Provided entries:
## start

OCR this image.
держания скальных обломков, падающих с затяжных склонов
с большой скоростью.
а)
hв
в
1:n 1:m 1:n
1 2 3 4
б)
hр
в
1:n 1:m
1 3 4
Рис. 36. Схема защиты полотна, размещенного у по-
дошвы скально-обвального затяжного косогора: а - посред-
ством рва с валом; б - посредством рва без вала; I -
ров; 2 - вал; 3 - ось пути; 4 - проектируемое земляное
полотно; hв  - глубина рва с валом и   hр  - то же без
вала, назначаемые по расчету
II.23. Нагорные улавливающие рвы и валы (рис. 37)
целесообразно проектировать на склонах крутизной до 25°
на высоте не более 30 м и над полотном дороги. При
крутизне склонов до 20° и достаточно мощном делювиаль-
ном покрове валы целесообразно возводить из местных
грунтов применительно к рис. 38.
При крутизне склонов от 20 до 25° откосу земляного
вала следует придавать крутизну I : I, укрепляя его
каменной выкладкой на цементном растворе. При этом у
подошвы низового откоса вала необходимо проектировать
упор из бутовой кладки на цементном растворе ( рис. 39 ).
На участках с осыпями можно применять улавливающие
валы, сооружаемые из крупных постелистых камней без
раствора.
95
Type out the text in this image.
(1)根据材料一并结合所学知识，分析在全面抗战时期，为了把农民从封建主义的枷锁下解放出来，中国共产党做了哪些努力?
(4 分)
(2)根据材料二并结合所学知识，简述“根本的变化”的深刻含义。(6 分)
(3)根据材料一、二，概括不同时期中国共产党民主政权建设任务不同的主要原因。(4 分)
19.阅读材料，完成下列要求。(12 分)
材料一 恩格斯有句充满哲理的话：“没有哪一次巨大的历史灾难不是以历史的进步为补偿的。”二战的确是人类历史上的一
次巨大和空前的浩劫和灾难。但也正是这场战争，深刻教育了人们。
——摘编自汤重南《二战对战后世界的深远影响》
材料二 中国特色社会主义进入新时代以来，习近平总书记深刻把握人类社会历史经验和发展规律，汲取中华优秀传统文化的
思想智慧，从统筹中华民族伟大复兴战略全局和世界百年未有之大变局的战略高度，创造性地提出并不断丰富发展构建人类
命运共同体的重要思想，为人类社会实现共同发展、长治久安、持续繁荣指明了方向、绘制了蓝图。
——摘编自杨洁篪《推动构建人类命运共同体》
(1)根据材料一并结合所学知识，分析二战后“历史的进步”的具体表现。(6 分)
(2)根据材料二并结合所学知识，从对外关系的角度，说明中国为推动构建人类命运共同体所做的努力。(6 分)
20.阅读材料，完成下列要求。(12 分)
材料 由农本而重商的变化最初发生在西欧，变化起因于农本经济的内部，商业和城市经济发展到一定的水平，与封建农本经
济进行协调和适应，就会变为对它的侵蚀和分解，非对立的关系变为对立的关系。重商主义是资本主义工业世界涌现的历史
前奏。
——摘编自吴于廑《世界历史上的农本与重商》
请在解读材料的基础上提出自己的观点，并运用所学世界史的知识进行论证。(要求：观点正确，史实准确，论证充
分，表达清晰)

## end

What to do:
Filter for "валом". Return all lines that hold it.

Task answer:
ством рва с валом; б - посредством рва без вала; I -
полотно; hв  - глубина рва с валом и   hр  - то же без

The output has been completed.